━━━ MATERIAL PROVIDED ━━━

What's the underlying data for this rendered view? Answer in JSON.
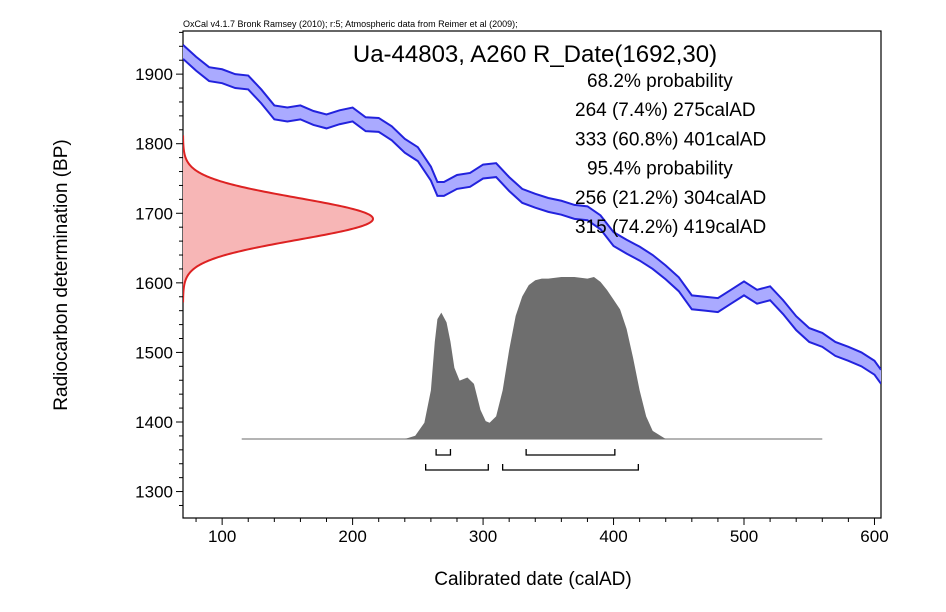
{
  "chart_data": {
    "type": "area",
    "credit": "OxCal v4.1.7 Bronk Ramsey (2010); r:5; Atmospheric data from Reimer et al (2009);",
    "title": "Ua-44803, A260 R_Date(1692,30)",
    "xlabel": "Calibrated date (calAD)",
    "ylabel": "Radiocarbon determination (BP)",
    "xlim": [
      70,
      605
    ],
    "ylim": [
      1262,
      1962
    ],
    "x_ticks": [
      100,
      200,
      300,
      400,
      500,
      600
    ],
    "y_ticks": [
      1300,
      1400,
      1500,
      1600,
      1700,
      1800,
      1900
    ],
    "summary_lines": [
      "68.2% probability",
      "264 (7.4%) 275calAD",
      "333 (60.8%) 401calAD",
      "95.4% probability",
      "256 (21.2%) 304calAD",
      "315 (74.2%) 419calAD"
    ],
    "colors": {
      "calibration_curve": "#2222dd",
      "calibration_fill": "#aaaaff",
      "measurement_line": "#dd2222",
      "measurement_fill": "#f7b6b6",
      "posterior_fill": "#6e6e6e",
      "frame": "#000000"
    },
    "measurement": {
      "mean": 1692,
      "sigma": 30
    },
    "calibration_curve": {
      "x": [
        70,
        80,
        90,
        100,
        110,
        120,
        130,
        140,
        150,
        160,
        170,
        180,
        190,
        200,
        210,
        220,
        230,
        240,
        250,
        260,
        265,
        270,
        280,
        290,
        300,
        310,
        320,
        330,
        340,
        350,
        360,
        370,
        380,
        390,
        400,
        410,
        420,
        430,
        440,
        450,
        460,
        470,
        480,
        490,
        500,
        510,
        520,
        530,
        540,
        550,
        560,
        570,
        580,
        590,
        600,
        605
      ],
      "y": [
        1932,
        1915,
        1900,
        1897,
        1890,
        1888,
        1868,
        1845,
        1842,
        1845,
        1837,
        1832,
        1838,
        1842,
        1828,
        1827,
        1815,
        1797,
        1785,
        1757,
        1735,
        1735,
        1745,
        1748,
        1760,
        1762,
        1742,
        1725,
        1718,
        1712,
        1708,
        1702,
        1700,
        1687,
        1663,
        1652,
        1642,
        1630,
        1615,
        1598,
        1572,
        1570,
        1568,
        1580,
        1592,
        1580,
        1585,
        1565,
        1542,
        1525,
        1518,
        1505,
        1498,
        1490,
        1478,
        1465
      ],
      "halfwidth": [
        10,
        10,
        10,
        10,
        10,
        10,
        10,
        10,
        10,
        10,
        10,
        10,
        10,
        10,
        10,
        10,
        10,
        10,
        10,
        10,
        10,
        10,
        10,
        10,
        10,
        10,
        10,
        10,
        10,
        10,
        10,
        10,
        10,
        10,
        10,
        10,
        10,
        10,
        10,
        10,
        10,
        10,
        10,
        10,
        10,
        10,
        10,
        10,
        10,
        10,
        10,
        10,
        10,
        10,
        10,
        10
      ]
    },
    "posterior": {
      "x": [
        115,
        240,
        248,
        255,
        260,
        263,
        265,
        268,
        272,
        275,
        278,
        282,
        288,
        293,
        298,
        302,
        305,
        310,
        315,
        320,
        325,
        330,
        335,
        340,
        345,
        350,
        360,
        370,
        380,
        385,
        390,
        395,
        400,
        405,
        410,
        415,
        420,
        425,
        430,
        440,
        560
      ],
      "density": [
        0,
        0,
        0.02,
        0.1,
        0.3,
        0.6,
        0.74,
        0.78,
        0.72,
        0.6,
        0.44,
        0.36,
        0.38,
        0.34,
        0.18,
        0.11,
        0.1,
        0.14,
        0.3,
        0.55,
        0.76,
        0.88,
        0.95,
        0.98,
        0.99,
        0.99,
        1.0,
        1.0,
        0.99,
        1.0,
        0.97,
        0.92,
        0.86,
        0.8,
        0.68,
        0.5,
        0.3,
        0.14,
        0.05,
        0,
        0
      ]
    },
    "ranges_68": [
      [
        264,
        275
      ],
      [
        333,
        401
      ]
    ],
    "ranges_95": [
      [
        256,
        304
      ],
      [
        315,
        419
      ]
    ]
  }
}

━━━

DIRECTIVE:
Print the whole listing above once more, word for word, without its pictures.

EXERCISE ANSWER:
What's the underlying data for this rendered view? Answer in JSON.
{
  "chart_data": {
    "type": "area",
    "credit": "OxCal v4.1.7 Bronk Ramsey (2010); r:5; Atmospheric data from Reimer et al (2009);",
    "title": "Ua-44803, A260 R_Date(1692,30)",
    "xlabel": "Calibrated date (calAD)",
    "ylabel": "Radiocarbon determination (BP)",
    "xlim": [
      70,
      605
    ],
    "ylim": [
      1262,
      1962
    ],
    "x_ticks": [
      100,
      200,
      300,
      400,
      500,
      600
    ],
    "y_ticks": [
      1300,
      1400,
      1500,
      1600,
      1700,
      1800,
      1900
    ],
    "summary_lines": [
      "68.2% probability",
      "264 (7.4%) 275calAD",
      "333 (60.8%) 401calAD",
      "95.4% probability",
      "256 (21.2%) 304calAD",
      "315 (74.2%) 419calAD"
    ],
    "colors": {
      "calibration_curve": "#2222dd",
      "calibration_fill": "#aaaaff",
      "measurement_line": "#dd2222",
      "measurement_fill": "#f7b6b6",
      "posterior_fill": "#6e6e6e",
      "frame": "#000000"
    },
    "measurement": {
      "mean": 1692,
      "sigma": 30
    },
    "calibration_curve": {
      "x": [
        70,
        80,
        90,
        100,
        110,
        120,
        130,
        140,
        150,
        160,
        170,
        180,
        190,
        200,
        210,
        220,
        230,
        240,
        250,
        260,
        265,
        270,
        280,
        290,
        300,
        310,
        320,
        330,
        340,
        350,
        360,
        370,
        380,
        390,
        400,
        410,
        420,
        430,
        440,
        450,
        460,
        470,
        480,
        490,
        500,
        510,
        520,
        530,
        540,
        550,
        560,
        570,
        580,
        590,
        600,
        605
      ],
      "y": [
        1932,
        1915,
        1900,
        1897,
        1890,
        1888,
        1868,
        1845,
        1842,
        1845,
        1837,
        1832,
        1838,
        1842,
        1828,
        1827,
        1815,
        1797,
        1785,
        1757,
        1735,
        1735,
        1745,
        1748,
        1760,
        1762,
        1742,
        1725,
        1718,
        1712,
        1708,
        1702,
        1700,
        1687,
        1663,
        1652,
        1642,
        1630,
        1615,
        1598,
        1572,
        1570,
        1568,
        1580,
        1592,
        1580,
        1585,
        1565,
        1542,
        1525,
        1518,
        1505,
        1498,
        1490,
        1478,
        1465
      ],
      "halfwidth": [
        10,
        10,
        10,
        10,
        10,
        10,
        10,
        10,
        10,
        10,
        10,
        10,
        10,
        10,
        10,
        10,
        10,
        10,
        10,
        10,
        10,
        10,
        10,
        10,
        10,
        10,
        10,
        10,
        10,
        10,
        10,
        10,
        10,
        10,
        10,
        10,
        10,
        10,
        10,
        10,
        10,
        10,
        10,
        10,
        10,
        10,
        10,
        10,
        10,
        10,
        10,
        10,
        10,
        10,
        10,
        10
      ]
    },
    "posterior": {
      "x": [
        115,
        240,
        248,
        255,
        260,
        263,
        265,
        268,
        272,
        275,
        278,
        282,
        288,
        293,
        298,
        302,
        305,
        310,
        315,
        320,
        325,
        330,
        335,
        340,
        345,
        350,
        360,
        370,
        380,
        385,
        390,
        395,
        400,
        405,
        410,
        415,
        420,
        425,
        430,
        440,
        560
      ],
      "density": [
        0,
        0,
        0.02,
        0.1,
        0.3,
        0.6,
        0.74,
        0.78,
        0.72,
        0.6,
        0.44,
        0.36,
        0.38,
        0.34,
        0.18,
        0.11,
        0.1,
        0.14,
        0.3,
        0.55,
        0.76,
        0.88,
        0.95,
        0.98,
        0.99,
        0.99,
        1.0,
        1.0,
        0.99,
        1.0,
        0.97,
        0.92,
        0.86,
        0.8,
        0.68,
        0.5,
        0.3,
        0.14,
        0.05,
        0,
        0
      ]
    },
    "ranges_68": [
      [
        264,
        275
      ],
      [
        333,
        401
      ]
    ],
    "ranges_95": [
      [
        256,
        304
      ],
      [
        315,
        419
      ]
    ]
  }
}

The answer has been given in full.